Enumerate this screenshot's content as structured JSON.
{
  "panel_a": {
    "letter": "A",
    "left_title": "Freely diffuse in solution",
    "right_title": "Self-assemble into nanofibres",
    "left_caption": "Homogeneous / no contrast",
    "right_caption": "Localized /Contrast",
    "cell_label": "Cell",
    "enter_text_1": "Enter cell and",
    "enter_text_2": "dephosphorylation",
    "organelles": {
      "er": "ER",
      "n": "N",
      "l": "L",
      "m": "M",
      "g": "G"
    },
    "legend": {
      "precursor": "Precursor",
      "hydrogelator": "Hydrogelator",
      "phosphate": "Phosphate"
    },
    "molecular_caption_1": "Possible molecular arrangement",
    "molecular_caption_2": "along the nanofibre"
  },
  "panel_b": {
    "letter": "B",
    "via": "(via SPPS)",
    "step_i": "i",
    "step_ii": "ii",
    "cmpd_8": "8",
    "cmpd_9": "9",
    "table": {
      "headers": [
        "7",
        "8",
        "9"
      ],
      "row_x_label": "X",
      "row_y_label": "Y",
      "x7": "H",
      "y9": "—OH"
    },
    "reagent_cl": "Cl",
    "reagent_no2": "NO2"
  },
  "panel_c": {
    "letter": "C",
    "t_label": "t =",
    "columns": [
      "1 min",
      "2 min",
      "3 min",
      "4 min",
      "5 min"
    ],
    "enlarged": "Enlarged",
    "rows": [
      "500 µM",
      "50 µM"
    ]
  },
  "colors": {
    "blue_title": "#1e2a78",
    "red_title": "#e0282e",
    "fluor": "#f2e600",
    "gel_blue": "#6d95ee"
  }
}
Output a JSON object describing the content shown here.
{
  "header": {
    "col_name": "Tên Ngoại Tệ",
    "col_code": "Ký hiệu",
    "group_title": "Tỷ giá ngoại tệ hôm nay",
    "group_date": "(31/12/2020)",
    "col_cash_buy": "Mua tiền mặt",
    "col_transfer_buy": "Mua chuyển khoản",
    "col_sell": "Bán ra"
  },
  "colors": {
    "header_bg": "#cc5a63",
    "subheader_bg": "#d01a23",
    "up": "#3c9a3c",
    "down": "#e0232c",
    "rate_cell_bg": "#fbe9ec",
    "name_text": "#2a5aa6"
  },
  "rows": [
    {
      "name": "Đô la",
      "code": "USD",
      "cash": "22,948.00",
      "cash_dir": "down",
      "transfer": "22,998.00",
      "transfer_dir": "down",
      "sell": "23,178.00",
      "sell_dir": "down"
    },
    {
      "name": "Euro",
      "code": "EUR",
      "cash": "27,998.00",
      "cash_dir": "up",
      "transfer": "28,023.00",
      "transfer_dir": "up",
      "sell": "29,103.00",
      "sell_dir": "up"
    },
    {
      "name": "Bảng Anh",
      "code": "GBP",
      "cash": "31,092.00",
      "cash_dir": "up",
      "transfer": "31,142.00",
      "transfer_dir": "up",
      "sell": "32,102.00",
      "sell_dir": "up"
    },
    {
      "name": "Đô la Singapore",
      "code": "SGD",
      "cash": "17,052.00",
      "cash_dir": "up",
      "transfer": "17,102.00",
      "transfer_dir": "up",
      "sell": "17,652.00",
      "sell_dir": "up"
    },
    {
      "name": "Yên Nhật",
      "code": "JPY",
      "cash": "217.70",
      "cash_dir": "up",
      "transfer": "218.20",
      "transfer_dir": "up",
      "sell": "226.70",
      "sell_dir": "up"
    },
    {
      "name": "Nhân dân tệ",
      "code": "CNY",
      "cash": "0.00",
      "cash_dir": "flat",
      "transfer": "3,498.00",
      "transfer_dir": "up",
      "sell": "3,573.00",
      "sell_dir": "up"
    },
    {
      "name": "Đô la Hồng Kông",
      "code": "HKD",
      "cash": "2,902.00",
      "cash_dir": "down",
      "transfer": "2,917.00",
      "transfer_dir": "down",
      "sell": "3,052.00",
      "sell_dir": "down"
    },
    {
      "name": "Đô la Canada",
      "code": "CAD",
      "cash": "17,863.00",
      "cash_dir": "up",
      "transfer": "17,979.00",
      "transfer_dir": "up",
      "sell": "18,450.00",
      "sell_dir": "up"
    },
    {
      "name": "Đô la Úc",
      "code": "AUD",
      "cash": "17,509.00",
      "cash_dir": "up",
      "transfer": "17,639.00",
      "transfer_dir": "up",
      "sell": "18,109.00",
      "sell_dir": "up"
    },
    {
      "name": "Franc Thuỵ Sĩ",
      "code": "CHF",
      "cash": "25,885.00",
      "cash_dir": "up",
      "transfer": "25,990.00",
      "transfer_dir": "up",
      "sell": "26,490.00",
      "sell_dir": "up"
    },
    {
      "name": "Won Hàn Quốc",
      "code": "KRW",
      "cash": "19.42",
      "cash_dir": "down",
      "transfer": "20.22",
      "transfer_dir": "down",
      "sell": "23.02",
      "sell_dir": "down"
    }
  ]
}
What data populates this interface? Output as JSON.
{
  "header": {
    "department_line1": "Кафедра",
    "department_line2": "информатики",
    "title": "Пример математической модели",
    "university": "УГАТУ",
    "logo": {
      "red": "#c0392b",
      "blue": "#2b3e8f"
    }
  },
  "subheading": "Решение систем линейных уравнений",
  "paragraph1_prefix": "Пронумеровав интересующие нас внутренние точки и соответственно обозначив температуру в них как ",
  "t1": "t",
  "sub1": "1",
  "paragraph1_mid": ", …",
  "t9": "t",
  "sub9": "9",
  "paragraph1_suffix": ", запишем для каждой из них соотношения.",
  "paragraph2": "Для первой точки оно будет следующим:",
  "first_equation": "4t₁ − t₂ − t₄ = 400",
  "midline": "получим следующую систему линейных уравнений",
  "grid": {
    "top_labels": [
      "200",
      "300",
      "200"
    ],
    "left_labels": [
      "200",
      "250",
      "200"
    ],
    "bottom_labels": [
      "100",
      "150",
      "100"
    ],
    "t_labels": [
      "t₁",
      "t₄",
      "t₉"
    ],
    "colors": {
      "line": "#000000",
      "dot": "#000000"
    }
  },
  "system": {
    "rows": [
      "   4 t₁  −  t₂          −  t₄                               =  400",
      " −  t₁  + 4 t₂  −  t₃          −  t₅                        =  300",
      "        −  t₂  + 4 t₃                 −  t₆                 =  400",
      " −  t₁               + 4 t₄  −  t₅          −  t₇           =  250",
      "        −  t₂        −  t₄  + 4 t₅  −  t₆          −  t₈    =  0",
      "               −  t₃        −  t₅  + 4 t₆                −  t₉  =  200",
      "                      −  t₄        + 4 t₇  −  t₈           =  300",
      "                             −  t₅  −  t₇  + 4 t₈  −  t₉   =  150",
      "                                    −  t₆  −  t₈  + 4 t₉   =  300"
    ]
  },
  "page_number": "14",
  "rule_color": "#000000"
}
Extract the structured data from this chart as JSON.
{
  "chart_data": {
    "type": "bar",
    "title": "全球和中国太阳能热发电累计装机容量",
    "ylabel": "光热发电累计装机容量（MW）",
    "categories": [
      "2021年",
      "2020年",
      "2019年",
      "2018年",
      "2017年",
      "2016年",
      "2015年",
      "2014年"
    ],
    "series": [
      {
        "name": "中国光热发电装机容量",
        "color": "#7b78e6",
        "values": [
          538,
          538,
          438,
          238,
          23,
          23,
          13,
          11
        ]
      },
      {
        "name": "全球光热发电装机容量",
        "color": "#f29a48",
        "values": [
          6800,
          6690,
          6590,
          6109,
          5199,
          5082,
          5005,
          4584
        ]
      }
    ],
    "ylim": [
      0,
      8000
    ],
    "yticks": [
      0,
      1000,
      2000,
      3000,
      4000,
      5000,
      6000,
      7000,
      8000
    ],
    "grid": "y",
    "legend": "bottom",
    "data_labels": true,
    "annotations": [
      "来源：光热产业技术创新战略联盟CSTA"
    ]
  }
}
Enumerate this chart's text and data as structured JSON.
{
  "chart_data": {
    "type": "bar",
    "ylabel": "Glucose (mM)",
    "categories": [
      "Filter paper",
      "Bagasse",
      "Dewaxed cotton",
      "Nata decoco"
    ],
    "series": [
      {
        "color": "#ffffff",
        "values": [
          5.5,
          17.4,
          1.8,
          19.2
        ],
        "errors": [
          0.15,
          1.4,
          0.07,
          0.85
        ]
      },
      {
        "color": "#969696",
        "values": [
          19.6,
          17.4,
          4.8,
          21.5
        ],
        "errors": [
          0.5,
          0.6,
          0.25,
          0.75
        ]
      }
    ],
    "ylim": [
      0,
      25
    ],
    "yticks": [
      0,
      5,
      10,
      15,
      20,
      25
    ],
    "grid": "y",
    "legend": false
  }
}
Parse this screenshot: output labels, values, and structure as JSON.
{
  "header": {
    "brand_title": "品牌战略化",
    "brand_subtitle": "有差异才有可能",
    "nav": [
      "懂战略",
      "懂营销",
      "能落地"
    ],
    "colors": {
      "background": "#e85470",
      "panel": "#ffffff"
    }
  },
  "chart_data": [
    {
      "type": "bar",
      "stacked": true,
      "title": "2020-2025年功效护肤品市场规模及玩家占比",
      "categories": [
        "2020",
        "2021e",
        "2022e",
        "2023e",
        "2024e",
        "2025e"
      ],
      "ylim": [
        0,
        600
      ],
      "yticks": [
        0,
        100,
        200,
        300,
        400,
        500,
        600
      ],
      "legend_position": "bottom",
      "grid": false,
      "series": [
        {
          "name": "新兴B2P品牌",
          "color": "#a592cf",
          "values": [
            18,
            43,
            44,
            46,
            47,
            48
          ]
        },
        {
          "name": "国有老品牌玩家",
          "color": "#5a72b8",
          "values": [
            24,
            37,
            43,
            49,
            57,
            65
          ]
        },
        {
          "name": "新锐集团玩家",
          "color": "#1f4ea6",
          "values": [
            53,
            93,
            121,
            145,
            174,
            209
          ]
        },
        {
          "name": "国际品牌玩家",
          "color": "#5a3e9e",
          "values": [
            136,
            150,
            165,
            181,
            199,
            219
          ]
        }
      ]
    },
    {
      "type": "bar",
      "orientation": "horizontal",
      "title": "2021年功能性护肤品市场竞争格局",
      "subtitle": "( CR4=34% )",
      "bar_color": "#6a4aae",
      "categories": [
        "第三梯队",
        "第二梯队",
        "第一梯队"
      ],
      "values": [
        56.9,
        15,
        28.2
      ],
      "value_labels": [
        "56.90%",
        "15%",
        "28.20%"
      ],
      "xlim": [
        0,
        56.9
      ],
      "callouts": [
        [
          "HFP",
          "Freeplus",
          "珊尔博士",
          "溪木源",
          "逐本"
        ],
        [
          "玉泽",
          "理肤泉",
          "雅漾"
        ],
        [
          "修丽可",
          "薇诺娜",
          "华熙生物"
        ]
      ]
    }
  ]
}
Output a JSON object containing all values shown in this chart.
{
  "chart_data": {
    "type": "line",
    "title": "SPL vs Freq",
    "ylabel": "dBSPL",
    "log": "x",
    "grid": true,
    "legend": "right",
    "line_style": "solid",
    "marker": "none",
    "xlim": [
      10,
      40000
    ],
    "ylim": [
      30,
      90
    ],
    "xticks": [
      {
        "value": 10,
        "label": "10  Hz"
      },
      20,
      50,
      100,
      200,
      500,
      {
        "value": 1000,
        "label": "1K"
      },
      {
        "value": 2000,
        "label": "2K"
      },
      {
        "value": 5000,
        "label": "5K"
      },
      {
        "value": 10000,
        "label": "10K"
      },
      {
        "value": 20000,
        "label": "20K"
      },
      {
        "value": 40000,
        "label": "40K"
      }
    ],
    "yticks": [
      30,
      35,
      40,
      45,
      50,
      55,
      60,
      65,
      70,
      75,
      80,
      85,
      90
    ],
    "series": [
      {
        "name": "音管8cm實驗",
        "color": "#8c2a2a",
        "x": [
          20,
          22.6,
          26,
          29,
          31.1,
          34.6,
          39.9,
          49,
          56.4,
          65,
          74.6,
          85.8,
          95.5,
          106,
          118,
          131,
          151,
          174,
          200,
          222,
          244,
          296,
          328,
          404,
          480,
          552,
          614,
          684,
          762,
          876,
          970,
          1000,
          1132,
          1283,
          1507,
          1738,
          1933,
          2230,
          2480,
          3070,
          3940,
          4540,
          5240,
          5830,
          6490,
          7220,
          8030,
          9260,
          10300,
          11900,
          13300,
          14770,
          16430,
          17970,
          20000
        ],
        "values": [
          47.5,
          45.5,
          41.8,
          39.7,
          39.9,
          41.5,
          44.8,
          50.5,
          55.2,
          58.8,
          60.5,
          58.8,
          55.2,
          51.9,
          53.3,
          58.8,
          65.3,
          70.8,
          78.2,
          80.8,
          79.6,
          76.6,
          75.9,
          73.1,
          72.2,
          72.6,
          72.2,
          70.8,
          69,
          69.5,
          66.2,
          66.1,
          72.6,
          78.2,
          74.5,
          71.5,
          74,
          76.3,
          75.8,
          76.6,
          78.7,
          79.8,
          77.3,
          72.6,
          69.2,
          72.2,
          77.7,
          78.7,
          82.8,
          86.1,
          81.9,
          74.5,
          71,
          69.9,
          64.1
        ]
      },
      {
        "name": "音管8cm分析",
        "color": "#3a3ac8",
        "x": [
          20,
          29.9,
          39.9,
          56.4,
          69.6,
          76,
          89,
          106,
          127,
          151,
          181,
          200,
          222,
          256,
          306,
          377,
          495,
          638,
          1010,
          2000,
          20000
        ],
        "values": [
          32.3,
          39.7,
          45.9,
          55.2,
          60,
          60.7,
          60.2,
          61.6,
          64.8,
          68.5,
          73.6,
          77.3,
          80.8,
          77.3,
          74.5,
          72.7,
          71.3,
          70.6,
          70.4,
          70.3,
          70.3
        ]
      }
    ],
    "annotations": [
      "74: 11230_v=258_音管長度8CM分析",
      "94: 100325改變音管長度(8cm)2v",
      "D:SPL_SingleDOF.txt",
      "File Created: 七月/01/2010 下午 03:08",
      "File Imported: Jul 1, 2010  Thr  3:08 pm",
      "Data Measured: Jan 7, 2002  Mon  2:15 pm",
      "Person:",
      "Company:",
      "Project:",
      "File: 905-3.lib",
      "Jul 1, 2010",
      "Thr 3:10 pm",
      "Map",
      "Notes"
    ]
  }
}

☆ ☆ ☆ ☆ ☆

◆ The exercise
Select, from the listing, all lines that include the word "JSON".

◆ Response to this exercise
Enumerate this screenshot's content as structured JSON.
Output a JSON object describing the content shown here.
What data populates this interface? Output as JSON.
Extract the structured data from this chart as JSON.
Enumerate this chart's text and data as structured JSON.
Parse this screenshot: output labels, values, and structure as JSON.
Output a JSON object containing all values shown in this chart.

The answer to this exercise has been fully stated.